*TASK GOAL:*
Please answer these questions about the commit diff below, one a line and numbered to match:
1. Which version does the comment give for the pinned actions/checkout?
2. Which version does the comment give for the pinned erlef/setup-beam?
3. Which glob pattern does the markdownlint step list?

Pin GitHub Actions (#14332)

maennchen · web-flow · commit 6cd808249489 · 2025-03-17T14:25:22.000+01:00
diff --git a/.github/workflows/ci-markdown.yml b/.github/workflows/ci-markdown.yml
@@ -25,12 +25,12 @@ jobs:
 
     steps:
       - name: Check out the repository
-        uses: actions/checkout@v4
+        uses: actions/checkout@11bd71901bbe5b1630ceea73d27597364c9af683 # v4.2.2
         with:
           fetch-depth: 10
 
       - name: Run markdownlint
-        uses: DavidAnson/markdownlint-cli2-action@v19.1.0
+        uses: DavidAnson/markdownlint-cli2-action@05f32210e84442804257b2a6f20b273450ec8265 # v19.1.0
         with:
           globs: |
             lib/elixir/pages/**/*.md
diff --git a/.github/workflows/ci.yml b/.github/workflows/ci.yml
@@ -38,10 +38,10 @@ jobs:
             development: true
     runs-on: ubuntu-24.04
     steps:
-      - uses: actions/checkout@v4
+      - uses: actions/checkout@11bd71901bbe5b1630ceea73d27597364c9af683 # v4.2.2
         with:
           fetch-depth: 50
-      - uses: erlef/setup-beam@v1
+      - uses: erlef/setup-beam@5304e04ea2b355f03681464e683d92e3b2f18451 # v1.18.2
         with:
           otp-version: ${{ matrix.otp_version }}
       - name: Set ERL_COMPILER_OPTIONS
@@ -88,10 +88,10 @@ jobs:
     steps:
       - name: Configure Git
         run: git config --global core.autocrlf input
-      - uses: actions/checkout@v4
+      - uses: actions/checkout@11bd71901bbe5b1630ceea73d27597364c9af683 # v4.2.2
         with:
           fetch-depth: 50
-      - uses: erlef/setup-beam@v1
+      - uses: erlef/setup-beam@5304e04ea2b355f03681464e683d92e3b2f18451 # v1.18.2
         with:
           otp-version: ${{ matrix.otp_version }}
       - name: Compile Elixir
@@ -113,7 +113,7 @@ jobs:
     name: Check POSIX-compliant
     runs-on: ubuntu-24.04
     steps:
-      - uses: actions/checkout@v4
+      - uses: actions/checkout@11bd71901bbe5b1630ceea73d27597364c9af683 # v4.2.2
         with:
           fetch-depth: 50
       - name: Install Shellcheck
@@ -139,7 +139,7 @@ jobs:
 
       - name: Checkout project
         id: checkout
-        uses: actions/checkout@v4
+        uses: actions/checkout@11bd71901bbe5b1630ceea73d27597364c9af683 # v4.2.2
 
       - name: "Run OSS Review Toolkit"

*PROVIDED DATA:*
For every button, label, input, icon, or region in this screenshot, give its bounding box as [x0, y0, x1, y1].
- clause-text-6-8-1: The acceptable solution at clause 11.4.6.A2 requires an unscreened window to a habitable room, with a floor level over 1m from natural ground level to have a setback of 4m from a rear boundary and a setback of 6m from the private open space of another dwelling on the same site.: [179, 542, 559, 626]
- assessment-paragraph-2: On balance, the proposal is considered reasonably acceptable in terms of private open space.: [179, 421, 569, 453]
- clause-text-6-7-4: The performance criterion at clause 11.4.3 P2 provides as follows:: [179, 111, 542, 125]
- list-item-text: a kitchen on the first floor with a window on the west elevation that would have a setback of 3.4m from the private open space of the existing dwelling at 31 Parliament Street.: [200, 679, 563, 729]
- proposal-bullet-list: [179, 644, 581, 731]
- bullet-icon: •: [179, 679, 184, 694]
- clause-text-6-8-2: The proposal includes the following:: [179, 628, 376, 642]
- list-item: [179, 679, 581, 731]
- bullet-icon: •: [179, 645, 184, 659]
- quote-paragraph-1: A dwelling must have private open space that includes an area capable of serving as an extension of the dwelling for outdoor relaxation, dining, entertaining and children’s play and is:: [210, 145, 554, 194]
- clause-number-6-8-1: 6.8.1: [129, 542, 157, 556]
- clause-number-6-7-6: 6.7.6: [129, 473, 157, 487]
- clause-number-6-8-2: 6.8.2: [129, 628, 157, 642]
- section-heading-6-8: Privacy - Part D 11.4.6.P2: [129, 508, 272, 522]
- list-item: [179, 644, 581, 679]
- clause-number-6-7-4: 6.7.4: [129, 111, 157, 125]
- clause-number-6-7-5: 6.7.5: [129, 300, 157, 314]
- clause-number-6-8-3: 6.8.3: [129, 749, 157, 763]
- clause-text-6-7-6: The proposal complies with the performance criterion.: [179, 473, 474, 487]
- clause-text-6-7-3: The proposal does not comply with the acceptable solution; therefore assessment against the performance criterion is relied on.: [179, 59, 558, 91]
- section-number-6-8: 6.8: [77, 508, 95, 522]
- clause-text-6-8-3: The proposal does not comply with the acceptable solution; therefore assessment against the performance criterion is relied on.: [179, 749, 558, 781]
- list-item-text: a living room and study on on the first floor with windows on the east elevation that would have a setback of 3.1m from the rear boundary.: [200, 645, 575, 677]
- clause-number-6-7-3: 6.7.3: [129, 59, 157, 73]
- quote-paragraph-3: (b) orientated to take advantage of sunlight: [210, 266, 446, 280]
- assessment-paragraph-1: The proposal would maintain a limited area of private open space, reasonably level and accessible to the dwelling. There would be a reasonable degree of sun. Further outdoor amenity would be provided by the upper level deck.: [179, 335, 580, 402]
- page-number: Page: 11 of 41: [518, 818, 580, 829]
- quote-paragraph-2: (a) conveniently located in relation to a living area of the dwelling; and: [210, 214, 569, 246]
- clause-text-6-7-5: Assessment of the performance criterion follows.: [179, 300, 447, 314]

*THE ANSWER:*
1. v4.2.2
2. v1.18.2
3. lib/elixir/pages/**/*.md